### Aim of the exercise
Restate the data exactly as given and keep the pictures out.

### Data for this exercise
=====
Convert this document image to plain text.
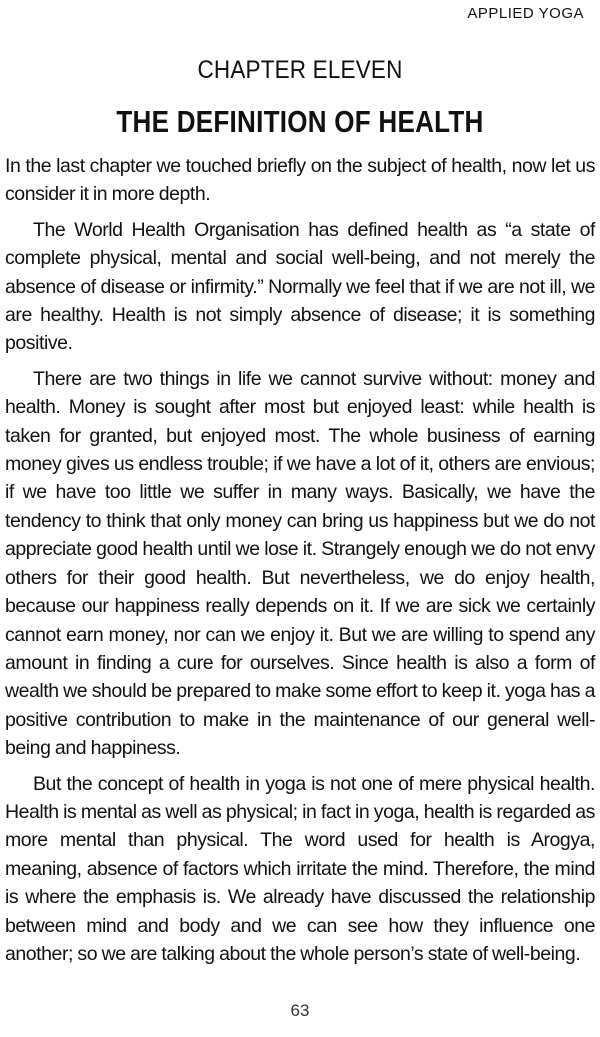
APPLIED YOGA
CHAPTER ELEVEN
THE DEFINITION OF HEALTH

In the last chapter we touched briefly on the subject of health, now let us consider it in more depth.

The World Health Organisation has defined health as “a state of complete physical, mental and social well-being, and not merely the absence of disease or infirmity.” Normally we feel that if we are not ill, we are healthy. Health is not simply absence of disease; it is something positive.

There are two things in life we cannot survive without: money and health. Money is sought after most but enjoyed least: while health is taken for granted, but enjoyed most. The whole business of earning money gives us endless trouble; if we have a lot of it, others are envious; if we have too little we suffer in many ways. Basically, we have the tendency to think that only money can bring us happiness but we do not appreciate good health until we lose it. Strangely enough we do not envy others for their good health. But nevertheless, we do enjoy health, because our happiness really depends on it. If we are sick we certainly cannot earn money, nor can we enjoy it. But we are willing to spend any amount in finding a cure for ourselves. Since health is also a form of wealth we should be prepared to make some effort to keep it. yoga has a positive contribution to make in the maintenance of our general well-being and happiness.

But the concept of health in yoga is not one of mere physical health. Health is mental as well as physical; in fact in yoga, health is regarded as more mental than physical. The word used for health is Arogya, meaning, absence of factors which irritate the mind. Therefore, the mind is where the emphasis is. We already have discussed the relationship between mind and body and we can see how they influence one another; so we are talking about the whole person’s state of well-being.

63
=====
### Solution to this task
Convert this document image to plain text.
APPLIED YOGA
CHAPTER ELEVEN
THE DEFINITION OF HEALTH

In the last chapter we touched briefly on the subject of health, now let us consider it in more depth.

The World Health Organisation has defined health as “a state of complete physical, mental and social well-being, and not merely the absence of disease or infirmity.” Normally we feel that if we are not ill, we are healthy. Health is not simply absence of disease; it is something positive.

There are two things in life we cannot survive without: money and health. Money is sought after most but enjoyed least: while health is taken for granted, but enjoyed most. The whole business of earning money gives us endless trouble; if we have a lot of it, others are envious; if we have too little we suffer in many ways. Basically, we have the tendency to think that only money can bring us happiness but we do not appreciate good health until we lose it. Strangely enough we do not envy others for their good health. But nevertheless, we do enjoy health, because our happiness really depends on it. If we are sick we certainly cannot earn money, nor can we enjoy it. But we are willing to spend any amount in finding a cure for ourselves. Since health is also a form of wealth we should be prepared to make some effort to keep it. yoga has a positive contribution to make in the maintenance of our general well-being and happiness.

But the concept of health in yoga is not one of mere physical health. Health is mental as well as physical; in fact in yoga, health is regarded as more mental than physical. The word used for health is Arogya, meaning, absence of factors which irritate the mind. Therefore, the mind is where the emphasis is. We already have discussed the relationship between mind and body and we can see how they influence one another; so we are talking about the whole person’s state of well-being.

63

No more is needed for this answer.